#### To be done
Read through the entries below and return each line with the word "Wyszukaj".

Saved data entries:
::::

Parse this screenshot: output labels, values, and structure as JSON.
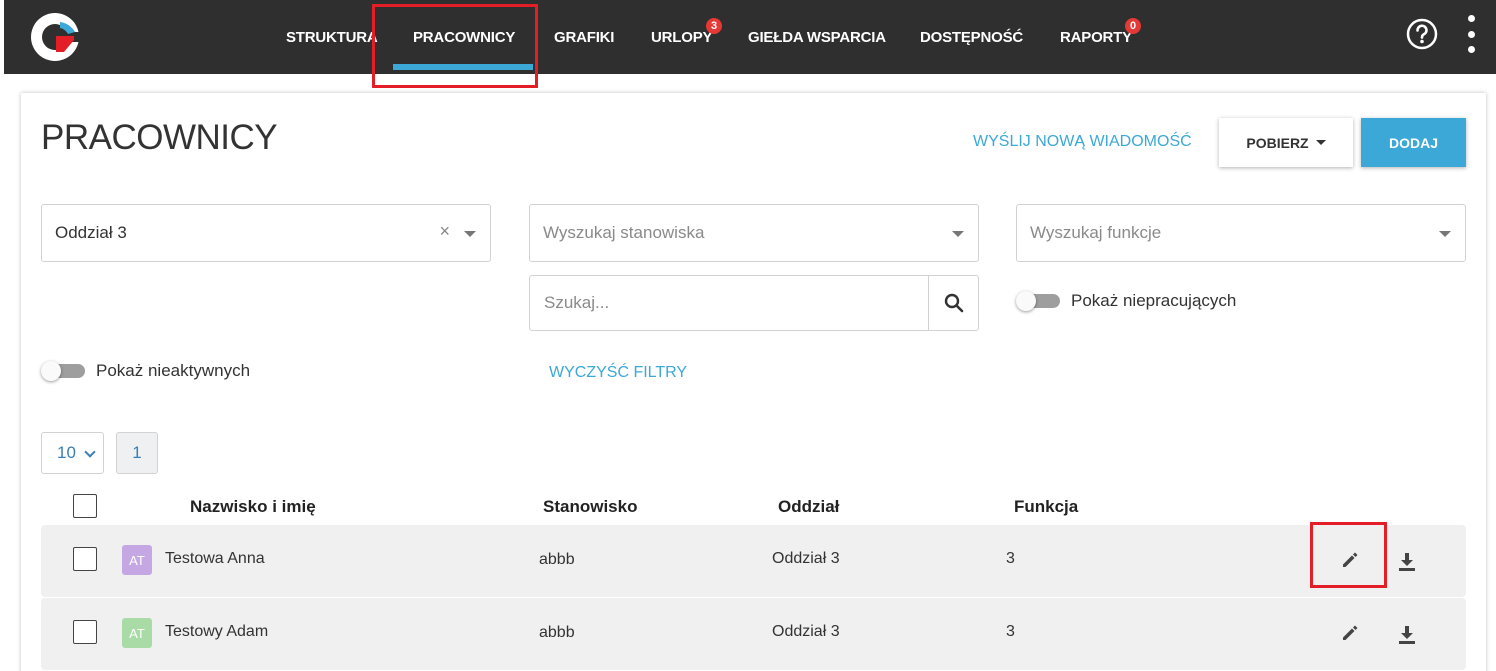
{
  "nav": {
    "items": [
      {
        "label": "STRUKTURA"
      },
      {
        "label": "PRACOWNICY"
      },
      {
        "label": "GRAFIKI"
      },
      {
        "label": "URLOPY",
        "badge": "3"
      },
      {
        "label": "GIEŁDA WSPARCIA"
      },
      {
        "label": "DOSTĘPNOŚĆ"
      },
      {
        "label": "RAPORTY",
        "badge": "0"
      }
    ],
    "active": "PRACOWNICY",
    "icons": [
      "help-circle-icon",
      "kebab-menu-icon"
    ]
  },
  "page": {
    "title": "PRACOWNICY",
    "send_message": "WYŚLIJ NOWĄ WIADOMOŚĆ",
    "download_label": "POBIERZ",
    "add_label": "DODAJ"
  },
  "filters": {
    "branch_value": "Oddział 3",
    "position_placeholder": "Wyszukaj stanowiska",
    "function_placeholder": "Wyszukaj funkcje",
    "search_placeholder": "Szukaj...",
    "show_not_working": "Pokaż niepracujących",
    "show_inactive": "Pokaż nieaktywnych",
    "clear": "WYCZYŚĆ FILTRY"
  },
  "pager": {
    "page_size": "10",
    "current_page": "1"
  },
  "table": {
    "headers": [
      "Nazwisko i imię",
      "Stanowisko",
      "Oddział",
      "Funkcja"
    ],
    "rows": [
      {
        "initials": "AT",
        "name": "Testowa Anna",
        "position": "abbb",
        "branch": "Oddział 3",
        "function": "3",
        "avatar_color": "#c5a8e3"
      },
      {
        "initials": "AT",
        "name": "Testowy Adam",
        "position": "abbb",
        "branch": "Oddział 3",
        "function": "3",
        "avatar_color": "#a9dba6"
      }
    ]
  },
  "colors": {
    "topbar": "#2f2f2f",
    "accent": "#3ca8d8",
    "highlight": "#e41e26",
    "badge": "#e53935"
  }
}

::::

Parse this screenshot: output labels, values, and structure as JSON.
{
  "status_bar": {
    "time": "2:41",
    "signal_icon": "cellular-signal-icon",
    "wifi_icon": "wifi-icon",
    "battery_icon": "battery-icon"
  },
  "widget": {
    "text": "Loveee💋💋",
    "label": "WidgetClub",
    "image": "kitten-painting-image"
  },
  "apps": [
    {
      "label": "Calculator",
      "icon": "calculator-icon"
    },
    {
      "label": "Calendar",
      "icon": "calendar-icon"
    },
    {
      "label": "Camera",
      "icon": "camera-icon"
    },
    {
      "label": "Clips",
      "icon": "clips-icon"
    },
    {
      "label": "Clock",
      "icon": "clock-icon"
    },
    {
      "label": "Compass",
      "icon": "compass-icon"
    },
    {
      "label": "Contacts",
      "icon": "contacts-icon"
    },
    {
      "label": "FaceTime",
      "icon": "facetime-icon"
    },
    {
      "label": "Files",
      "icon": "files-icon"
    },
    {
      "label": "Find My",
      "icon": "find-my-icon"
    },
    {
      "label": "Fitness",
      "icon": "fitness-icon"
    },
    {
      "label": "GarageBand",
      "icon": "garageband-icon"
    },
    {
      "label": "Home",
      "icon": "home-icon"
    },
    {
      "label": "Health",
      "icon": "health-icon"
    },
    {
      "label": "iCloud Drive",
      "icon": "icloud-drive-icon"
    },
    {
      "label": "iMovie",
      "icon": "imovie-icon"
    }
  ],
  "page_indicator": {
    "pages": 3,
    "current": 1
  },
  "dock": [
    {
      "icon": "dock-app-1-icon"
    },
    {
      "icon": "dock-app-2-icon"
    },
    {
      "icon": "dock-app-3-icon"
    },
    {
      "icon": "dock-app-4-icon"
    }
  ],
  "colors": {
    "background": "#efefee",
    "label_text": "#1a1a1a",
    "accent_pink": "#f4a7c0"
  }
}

::::

#### Result of this task
    "position_placeholder": "Wyszukaj stanowiska",
    "function_placeholder": "Wyszukaj funkcje",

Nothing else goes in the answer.